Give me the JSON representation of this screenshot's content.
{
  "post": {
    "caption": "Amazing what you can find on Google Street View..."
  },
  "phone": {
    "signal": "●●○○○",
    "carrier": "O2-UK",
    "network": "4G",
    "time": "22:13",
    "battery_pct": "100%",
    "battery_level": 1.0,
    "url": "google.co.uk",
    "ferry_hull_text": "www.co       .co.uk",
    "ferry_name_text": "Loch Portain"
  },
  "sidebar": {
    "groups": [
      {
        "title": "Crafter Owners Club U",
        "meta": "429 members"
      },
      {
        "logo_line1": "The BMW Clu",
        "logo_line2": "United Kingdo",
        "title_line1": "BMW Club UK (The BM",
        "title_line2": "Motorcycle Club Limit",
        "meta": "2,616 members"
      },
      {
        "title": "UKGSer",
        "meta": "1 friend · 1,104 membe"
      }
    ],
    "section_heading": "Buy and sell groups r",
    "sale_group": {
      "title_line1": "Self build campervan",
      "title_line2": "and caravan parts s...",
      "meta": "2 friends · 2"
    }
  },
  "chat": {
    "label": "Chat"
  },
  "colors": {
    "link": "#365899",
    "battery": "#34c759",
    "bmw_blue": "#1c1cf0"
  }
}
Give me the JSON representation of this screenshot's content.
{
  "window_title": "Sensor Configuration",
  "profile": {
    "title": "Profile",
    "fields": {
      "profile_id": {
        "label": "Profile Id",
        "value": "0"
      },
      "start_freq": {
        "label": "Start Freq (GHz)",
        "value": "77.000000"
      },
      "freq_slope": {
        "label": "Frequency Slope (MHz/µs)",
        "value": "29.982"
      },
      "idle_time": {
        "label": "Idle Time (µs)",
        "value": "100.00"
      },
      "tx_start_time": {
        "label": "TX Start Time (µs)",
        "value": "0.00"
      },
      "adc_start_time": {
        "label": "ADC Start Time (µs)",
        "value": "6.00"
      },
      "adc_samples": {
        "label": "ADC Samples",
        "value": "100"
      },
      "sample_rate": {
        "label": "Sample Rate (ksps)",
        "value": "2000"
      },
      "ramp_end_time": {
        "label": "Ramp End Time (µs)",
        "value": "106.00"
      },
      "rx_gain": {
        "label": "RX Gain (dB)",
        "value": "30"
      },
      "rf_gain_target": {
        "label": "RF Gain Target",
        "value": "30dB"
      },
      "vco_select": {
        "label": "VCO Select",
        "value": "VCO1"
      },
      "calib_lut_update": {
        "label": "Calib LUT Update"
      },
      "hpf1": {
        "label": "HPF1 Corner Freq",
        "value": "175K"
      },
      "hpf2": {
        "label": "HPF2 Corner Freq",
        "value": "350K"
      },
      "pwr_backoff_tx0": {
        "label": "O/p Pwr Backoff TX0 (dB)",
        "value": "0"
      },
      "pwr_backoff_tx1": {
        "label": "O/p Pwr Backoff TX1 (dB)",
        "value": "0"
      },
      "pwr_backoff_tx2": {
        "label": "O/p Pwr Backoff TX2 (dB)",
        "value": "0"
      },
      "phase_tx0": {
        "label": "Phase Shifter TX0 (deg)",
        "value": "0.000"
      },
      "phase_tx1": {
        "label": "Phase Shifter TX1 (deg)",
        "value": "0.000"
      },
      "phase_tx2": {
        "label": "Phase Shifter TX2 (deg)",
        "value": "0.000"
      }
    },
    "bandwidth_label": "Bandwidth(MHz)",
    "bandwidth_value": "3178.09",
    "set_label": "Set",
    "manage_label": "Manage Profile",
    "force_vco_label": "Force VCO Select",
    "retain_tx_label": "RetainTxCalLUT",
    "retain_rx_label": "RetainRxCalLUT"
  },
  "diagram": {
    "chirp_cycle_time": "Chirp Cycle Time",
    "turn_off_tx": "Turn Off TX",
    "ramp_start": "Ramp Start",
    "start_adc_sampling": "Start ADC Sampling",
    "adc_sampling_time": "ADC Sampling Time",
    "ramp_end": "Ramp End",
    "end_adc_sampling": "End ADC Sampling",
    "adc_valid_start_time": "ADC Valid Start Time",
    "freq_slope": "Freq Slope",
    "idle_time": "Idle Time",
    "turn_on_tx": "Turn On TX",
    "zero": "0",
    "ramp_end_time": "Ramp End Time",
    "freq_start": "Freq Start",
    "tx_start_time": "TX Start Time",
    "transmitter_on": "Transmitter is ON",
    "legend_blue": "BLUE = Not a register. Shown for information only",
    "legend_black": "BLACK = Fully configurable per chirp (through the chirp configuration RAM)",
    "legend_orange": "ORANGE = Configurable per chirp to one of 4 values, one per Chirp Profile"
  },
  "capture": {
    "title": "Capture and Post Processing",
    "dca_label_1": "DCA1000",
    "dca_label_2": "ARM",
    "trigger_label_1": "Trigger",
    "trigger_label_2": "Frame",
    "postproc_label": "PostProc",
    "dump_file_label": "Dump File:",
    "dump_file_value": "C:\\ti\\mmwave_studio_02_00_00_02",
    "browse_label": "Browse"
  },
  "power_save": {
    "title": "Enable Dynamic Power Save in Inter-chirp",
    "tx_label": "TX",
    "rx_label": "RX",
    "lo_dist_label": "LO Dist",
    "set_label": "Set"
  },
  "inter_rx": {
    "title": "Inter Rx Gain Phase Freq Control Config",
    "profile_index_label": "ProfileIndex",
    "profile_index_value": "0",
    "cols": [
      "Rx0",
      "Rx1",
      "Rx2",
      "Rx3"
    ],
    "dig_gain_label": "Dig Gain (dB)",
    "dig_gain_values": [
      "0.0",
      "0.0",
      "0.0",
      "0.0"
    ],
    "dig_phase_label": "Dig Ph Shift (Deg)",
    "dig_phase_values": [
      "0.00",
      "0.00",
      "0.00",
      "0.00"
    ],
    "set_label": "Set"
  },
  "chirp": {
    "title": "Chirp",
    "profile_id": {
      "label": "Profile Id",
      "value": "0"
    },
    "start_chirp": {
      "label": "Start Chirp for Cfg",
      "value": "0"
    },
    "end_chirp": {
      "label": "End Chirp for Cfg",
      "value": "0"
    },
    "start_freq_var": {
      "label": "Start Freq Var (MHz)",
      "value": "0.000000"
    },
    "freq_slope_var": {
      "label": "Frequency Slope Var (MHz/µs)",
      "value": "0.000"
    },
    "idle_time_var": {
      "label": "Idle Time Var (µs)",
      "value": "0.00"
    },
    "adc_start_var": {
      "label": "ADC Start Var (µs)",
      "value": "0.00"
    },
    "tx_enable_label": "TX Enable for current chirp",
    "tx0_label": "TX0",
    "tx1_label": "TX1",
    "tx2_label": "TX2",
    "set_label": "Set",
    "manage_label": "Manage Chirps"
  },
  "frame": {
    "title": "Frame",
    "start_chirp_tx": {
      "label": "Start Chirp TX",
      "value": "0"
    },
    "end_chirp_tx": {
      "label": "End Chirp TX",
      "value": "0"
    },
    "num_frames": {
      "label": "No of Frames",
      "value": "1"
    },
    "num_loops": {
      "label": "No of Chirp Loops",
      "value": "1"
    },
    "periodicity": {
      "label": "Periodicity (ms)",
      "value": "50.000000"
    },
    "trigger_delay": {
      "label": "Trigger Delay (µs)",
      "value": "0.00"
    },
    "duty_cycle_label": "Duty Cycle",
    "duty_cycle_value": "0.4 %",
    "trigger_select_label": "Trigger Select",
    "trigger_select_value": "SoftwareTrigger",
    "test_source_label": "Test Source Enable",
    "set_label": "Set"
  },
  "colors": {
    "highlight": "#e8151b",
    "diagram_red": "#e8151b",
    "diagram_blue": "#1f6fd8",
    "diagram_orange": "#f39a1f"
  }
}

> **WORK INSTRUCTIONS**:
Show every line from the entries above in which "Corner" appears.

> **EXPECTED OUTPUT**:
        "label": "HPF1 Corner Freq",
        "label": "HPF2 Corner Freq",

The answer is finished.